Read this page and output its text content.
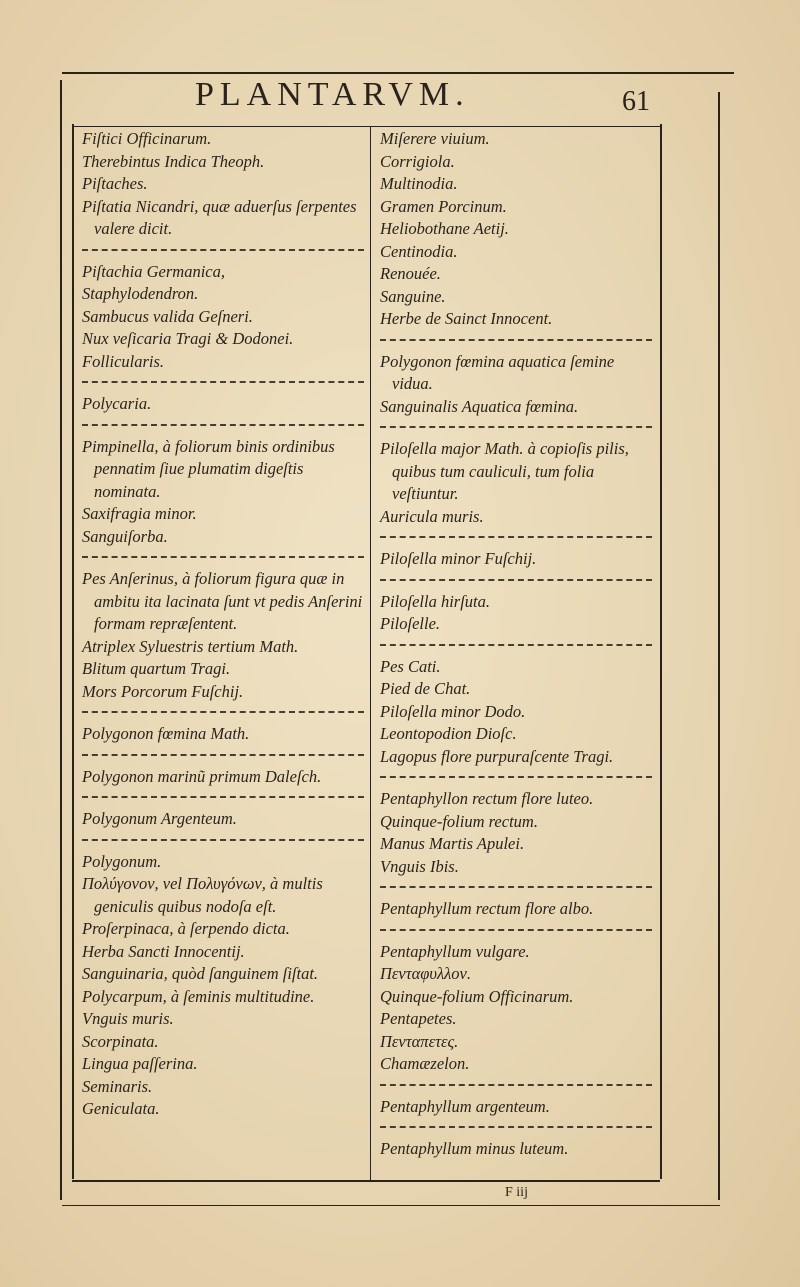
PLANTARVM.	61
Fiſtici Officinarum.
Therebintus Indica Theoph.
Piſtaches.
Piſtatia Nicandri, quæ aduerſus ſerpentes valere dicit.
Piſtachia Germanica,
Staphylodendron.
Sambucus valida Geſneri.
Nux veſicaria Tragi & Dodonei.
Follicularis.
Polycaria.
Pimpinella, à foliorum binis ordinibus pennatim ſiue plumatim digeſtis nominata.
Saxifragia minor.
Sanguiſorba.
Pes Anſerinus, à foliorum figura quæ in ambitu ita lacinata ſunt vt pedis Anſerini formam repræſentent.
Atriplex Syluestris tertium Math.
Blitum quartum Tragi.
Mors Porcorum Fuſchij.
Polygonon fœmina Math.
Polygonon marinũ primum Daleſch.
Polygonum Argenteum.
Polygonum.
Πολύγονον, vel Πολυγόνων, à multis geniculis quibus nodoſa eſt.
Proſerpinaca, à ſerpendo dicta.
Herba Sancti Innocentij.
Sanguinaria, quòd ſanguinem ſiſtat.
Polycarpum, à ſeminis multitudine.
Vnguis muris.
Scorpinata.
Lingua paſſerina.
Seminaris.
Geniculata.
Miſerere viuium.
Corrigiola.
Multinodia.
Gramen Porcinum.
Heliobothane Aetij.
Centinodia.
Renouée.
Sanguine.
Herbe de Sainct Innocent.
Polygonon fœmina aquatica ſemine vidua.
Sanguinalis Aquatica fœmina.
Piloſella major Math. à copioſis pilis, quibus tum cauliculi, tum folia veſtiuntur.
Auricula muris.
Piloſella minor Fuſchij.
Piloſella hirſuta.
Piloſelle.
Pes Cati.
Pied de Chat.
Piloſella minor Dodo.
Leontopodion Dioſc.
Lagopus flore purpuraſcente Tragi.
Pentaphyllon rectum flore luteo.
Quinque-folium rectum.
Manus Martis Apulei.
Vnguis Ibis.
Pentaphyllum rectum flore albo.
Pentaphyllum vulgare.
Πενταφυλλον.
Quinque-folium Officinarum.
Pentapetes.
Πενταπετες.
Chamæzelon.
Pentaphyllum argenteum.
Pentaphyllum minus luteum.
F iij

========

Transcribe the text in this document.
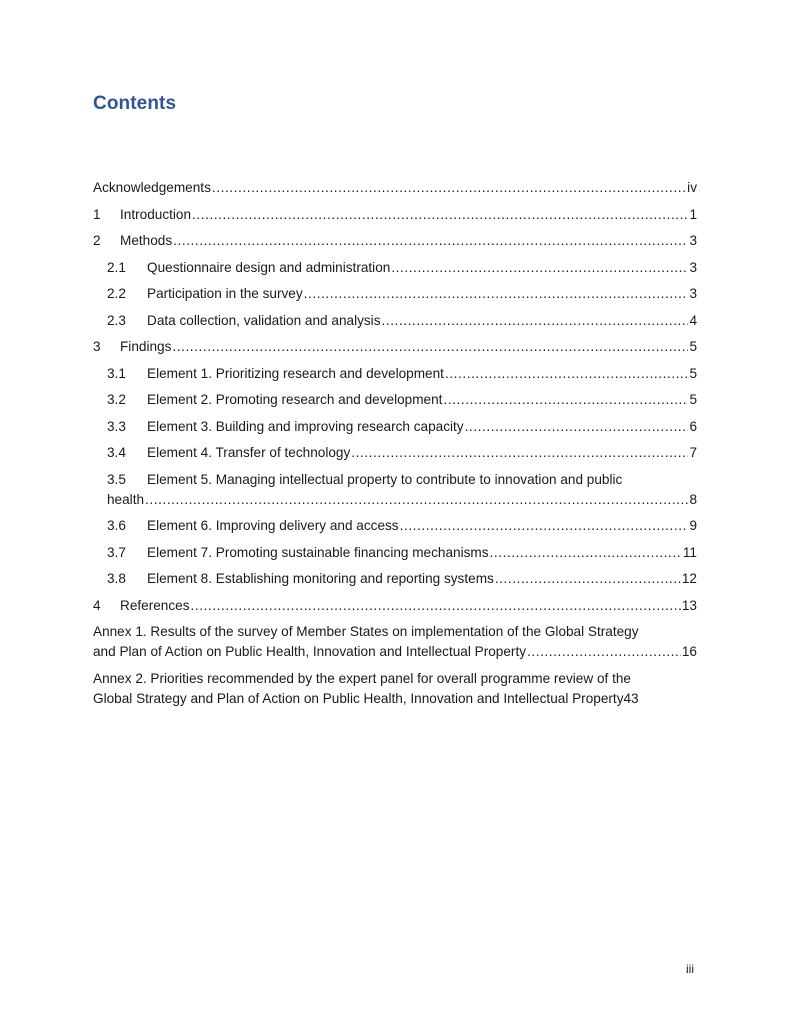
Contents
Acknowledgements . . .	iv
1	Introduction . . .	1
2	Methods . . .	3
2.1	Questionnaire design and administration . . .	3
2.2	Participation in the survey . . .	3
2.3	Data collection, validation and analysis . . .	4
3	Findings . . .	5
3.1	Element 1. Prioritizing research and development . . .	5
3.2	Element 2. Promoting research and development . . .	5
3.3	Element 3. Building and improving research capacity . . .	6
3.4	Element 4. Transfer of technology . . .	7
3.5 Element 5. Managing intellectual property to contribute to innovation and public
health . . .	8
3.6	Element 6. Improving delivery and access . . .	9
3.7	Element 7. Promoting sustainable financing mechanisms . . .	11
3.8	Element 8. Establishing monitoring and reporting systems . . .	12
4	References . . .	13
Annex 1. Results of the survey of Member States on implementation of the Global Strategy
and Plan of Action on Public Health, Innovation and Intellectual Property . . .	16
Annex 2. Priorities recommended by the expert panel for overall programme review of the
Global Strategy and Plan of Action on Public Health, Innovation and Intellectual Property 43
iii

========

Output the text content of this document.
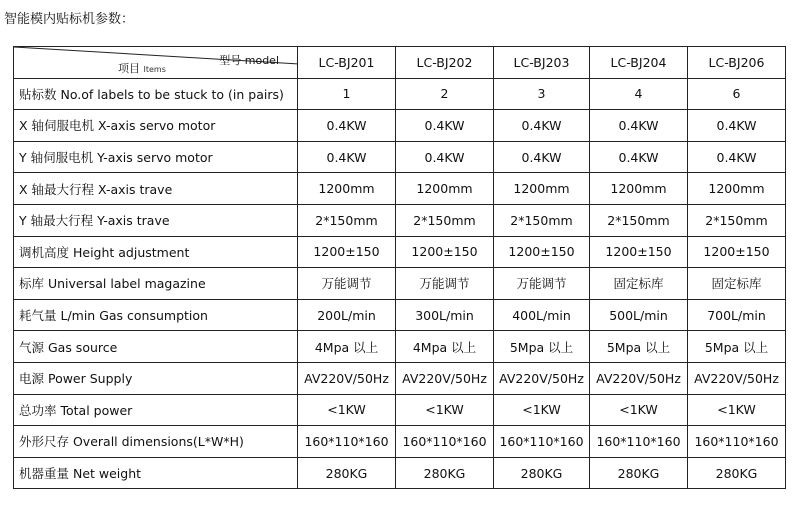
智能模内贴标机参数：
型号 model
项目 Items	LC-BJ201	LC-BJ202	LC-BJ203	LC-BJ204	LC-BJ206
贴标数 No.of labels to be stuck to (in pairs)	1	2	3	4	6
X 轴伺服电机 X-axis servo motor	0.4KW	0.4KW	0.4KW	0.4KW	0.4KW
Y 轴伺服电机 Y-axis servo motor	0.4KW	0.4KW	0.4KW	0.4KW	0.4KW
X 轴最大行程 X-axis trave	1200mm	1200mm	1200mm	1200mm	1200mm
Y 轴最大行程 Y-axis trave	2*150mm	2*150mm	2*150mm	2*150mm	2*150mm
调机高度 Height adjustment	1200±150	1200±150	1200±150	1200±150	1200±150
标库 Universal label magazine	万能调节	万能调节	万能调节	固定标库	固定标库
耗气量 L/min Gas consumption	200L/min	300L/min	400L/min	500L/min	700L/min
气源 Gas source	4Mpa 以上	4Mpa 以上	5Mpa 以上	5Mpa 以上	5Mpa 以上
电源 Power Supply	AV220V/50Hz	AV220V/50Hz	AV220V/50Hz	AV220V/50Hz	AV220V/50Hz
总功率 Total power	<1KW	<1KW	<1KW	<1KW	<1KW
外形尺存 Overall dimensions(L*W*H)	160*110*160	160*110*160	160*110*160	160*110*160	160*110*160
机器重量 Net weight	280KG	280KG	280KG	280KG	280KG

========

Prompt: Read the entries and show each line that mentions "Math".

Answer below:
Atriplex Syluestris tertium Math.
Polygonon fœmina Math.
Piloſella major Math. à copioſis pilis, quibus tum cauliculi, tum folia veſtiuntur.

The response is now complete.